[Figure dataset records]
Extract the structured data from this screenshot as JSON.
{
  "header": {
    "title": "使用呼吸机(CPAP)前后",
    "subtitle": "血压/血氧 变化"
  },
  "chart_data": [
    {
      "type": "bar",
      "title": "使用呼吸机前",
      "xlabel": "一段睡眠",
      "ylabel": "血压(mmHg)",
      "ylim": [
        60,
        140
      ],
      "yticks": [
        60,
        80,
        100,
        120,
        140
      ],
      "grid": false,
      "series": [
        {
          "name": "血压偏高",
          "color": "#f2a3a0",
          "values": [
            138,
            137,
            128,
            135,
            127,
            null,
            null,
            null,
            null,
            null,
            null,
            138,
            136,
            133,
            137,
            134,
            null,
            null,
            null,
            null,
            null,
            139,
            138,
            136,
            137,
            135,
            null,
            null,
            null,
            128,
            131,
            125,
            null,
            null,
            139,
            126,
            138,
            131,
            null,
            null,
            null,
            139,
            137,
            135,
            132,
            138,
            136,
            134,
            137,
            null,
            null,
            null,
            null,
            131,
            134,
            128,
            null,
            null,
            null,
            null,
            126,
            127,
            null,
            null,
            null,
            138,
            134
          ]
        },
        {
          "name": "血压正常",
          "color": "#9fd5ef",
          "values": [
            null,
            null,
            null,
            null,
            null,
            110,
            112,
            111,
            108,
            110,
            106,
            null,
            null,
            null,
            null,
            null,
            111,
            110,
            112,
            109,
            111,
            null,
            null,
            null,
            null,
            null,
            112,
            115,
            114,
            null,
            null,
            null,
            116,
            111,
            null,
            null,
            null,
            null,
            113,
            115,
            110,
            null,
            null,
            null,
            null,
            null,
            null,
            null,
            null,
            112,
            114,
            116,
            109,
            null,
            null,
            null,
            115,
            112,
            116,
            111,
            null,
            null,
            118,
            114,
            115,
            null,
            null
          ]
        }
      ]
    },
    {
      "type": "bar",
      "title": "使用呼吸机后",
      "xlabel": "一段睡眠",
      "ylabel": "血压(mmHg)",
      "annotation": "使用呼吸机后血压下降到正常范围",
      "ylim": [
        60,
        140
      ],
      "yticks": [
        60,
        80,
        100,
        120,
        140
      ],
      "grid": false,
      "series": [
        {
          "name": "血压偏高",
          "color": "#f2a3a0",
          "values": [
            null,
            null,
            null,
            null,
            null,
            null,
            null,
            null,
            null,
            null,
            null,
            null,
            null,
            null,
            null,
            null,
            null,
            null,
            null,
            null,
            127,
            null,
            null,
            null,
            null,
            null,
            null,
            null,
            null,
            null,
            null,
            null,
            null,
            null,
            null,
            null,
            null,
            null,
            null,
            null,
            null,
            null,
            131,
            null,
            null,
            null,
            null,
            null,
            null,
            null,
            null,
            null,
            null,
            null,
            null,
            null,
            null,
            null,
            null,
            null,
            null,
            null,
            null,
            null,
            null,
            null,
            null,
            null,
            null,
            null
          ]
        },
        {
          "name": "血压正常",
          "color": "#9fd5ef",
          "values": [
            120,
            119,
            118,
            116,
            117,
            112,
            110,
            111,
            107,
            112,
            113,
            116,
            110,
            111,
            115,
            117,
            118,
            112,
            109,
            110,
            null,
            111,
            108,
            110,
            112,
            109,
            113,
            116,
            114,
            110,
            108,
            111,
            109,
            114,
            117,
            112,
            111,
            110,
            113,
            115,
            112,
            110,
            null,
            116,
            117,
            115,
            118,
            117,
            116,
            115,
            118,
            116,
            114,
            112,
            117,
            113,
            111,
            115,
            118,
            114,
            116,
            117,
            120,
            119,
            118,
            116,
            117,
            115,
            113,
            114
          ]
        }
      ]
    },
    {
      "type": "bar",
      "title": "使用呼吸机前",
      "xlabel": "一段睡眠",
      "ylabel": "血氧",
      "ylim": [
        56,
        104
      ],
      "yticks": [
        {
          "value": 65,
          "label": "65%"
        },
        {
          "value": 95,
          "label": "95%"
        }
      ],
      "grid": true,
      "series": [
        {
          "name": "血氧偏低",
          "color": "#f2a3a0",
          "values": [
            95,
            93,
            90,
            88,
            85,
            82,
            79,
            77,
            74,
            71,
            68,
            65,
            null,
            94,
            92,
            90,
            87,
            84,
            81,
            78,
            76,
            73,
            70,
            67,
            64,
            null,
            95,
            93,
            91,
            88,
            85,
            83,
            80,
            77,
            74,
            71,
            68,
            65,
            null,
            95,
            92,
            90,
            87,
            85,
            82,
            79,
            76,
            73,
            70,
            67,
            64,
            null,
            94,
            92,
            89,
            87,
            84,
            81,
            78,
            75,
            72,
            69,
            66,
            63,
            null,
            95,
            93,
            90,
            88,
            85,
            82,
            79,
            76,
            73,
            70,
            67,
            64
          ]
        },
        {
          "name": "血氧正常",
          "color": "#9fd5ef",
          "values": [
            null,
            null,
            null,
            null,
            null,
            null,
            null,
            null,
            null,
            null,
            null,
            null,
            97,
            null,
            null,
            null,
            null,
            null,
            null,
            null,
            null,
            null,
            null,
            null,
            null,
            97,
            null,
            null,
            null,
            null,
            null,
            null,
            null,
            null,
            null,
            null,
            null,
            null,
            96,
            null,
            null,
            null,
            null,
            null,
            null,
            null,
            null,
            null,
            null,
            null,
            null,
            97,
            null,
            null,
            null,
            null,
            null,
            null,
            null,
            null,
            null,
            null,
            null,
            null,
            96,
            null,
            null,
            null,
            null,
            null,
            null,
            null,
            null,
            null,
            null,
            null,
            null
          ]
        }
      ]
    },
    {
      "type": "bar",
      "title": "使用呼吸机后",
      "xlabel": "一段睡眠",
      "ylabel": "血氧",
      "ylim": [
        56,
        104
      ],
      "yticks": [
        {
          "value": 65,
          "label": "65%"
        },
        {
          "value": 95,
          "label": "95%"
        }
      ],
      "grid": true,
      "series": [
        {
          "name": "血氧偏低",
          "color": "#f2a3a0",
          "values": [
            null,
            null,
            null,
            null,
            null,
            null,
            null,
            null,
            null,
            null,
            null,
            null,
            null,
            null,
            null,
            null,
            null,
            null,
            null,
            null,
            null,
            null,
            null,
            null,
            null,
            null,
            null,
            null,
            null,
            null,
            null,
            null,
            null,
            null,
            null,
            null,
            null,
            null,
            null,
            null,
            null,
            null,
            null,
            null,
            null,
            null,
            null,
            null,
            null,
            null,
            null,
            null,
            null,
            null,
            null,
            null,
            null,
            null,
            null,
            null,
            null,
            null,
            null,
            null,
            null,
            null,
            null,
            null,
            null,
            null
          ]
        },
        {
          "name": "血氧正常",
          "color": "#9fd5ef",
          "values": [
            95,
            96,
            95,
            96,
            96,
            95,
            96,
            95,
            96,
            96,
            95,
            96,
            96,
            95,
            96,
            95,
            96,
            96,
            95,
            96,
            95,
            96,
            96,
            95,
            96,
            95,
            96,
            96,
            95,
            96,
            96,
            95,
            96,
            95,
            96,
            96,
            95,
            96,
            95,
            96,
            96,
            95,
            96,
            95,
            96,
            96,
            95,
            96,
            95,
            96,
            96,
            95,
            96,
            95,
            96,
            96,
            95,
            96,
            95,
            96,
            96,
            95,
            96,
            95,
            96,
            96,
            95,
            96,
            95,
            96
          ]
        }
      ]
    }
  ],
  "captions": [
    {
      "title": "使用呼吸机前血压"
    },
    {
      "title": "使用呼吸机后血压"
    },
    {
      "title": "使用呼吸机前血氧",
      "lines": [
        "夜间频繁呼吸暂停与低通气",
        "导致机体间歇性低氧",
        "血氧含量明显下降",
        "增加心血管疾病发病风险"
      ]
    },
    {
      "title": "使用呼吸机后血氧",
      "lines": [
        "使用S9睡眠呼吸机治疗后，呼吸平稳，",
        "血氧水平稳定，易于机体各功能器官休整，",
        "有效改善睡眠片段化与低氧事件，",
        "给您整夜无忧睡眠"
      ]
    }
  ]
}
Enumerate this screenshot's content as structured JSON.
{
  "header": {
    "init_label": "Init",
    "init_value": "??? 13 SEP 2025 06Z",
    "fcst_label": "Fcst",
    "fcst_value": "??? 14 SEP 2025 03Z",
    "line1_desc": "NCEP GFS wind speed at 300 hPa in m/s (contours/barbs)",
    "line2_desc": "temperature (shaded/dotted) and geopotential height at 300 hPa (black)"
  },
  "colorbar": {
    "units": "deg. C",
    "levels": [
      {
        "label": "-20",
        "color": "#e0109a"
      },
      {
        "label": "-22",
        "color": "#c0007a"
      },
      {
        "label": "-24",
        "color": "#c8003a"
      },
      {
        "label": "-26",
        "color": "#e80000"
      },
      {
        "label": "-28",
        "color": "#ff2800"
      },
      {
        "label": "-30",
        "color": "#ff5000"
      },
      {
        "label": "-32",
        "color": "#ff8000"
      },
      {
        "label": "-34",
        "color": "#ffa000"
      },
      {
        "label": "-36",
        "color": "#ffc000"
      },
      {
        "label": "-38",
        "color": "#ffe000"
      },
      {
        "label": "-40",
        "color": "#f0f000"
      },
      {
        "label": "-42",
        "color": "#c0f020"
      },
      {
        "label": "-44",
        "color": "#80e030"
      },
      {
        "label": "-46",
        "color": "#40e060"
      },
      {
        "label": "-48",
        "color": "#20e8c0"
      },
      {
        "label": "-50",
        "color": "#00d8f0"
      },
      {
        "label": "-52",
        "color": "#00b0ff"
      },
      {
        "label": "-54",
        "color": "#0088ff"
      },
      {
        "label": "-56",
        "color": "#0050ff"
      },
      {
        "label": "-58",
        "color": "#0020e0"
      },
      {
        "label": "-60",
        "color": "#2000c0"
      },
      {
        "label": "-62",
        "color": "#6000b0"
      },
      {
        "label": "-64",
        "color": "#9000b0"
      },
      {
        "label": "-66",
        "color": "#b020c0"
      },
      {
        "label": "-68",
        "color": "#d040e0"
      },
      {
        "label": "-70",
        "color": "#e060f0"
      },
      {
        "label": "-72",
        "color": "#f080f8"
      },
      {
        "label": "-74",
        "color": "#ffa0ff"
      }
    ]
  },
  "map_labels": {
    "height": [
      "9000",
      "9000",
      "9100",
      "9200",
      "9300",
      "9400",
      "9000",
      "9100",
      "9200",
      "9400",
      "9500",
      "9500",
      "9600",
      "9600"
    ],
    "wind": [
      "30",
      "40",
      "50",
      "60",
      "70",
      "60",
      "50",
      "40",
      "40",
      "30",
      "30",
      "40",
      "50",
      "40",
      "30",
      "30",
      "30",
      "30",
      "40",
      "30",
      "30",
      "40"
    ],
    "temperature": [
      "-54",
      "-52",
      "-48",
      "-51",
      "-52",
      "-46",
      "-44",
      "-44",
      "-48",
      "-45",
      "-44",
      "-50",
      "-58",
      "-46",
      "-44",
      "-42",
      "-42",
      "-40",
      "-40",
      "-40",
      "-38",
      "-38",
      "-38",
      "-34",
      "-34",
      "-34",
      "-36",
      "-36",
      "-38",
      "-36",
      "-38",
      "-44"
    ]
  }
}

GIVEN REQUEST: Which lines of the material contain the string "height"? List each of them.

WRITTEN RESPONSE:
    "line2_desc": "temperature (shaded/dotted) and geopotential height at 300 hPa (black)"
    "height": [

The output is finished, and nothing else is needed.